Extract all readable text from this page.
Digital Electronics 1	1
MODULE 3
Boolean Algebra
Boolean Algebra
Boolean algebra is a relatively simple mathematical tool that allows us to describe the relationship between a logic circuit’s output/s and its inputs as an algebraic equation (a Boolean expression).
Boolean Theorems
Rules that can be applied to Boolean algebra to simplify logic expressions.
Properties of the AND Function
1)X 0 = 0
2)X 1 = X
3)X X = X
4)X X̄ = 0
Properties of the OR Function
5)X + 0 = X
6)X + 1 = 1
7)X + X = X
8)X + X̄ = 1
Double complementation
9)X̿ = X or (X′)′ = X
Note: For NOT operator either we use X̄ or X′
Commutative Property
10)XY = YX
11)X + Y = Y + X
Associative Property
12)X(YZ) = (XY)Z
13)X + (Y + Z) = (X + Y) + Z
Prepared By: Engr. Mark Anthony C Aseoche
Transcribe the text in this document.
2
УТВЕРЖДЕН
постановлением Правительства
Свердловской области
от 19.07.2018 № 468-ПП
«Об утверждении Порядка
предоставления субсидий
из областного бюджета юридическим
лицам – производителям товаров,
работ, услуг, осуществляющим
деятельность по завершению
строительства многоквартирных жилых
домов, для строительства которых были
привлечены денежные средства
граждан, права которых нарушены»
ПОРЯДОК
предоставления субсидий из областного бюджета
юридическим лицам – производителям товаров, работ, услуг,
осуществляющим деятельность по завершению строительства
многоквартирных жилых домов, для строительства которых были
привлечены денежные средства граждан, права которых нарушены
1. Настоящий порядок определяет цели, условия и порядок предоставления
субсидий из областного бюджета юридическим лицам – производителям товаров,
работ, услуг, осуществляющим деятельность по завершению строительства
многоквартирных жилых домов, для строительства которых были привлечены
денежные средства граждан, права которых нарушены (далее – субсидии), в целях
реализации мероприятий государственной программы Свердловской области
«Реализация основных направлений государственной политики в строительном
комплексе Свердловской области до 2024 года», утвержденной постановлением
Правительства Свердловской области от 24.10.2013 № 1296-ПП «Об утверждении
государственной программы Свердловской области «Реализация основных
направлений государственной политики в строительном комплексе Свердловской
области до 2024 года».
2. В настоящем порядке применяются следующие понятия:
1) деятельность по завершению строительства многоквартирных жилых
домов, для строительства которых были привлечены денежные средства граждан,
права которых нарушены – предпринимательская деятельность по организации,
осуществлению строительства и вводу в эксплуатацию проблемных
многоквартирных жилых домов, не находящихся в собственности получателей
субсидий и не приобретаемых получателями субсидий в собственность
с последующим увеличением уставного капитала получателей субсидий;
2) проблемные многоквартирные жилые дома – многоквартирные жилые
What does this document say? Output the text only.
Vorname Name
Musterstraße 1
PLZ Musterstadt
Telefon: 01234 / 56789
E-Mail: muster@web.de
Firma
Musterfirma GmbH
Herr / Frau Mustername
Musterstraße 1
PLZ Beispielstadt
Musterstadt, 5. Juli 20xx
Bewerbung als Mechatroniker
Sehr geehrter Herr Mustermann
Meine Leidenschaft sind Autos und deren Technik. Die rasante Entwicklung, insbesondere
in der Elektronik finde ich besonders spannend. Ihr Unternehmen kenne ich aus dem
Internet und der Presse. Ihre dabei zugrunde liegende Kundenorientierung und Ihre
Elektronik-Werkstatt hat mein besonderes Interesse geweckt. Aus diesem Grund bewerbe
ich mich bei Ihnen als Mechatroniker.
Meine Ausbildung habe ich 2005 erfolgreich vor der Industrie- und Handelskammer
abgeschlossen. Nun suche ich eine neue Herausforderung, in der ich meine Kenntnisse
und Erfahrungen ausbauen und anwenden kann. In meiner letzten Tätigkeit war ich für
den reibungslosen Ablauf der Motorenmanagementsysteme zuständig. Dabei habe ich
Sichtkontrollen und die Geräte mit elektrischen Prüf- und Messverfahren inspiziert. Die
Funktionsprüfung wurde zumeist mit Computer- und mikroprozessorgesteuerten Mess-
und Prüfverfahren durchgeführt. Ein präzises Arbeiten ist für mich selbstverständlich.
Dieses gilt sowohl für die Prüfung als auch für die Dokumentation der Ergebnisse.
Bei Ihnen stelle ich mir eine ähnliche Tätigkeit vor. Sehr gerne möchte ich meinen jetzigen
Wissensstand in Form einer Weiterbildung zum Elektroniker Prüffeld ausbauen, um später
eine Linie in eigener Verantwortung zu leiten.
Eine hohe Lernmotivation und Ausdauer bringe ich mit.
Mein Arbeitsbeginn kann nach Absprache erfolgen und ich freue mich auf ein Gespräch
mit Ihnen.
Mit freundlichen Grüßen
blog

++++++++++++++++++++

• **What you are asked to do**
From the listing, copy every line where the string "that" appears.

• **Result of the exercise**
Boolean algebra is a relatively simple mathematical tool that allows us to describe the relationship between a logic circuit’s output/s and its inputs as an algebraic equation (a Boolean expression).
Rules that can be applied to Boolean algebra to simplify logic expressions.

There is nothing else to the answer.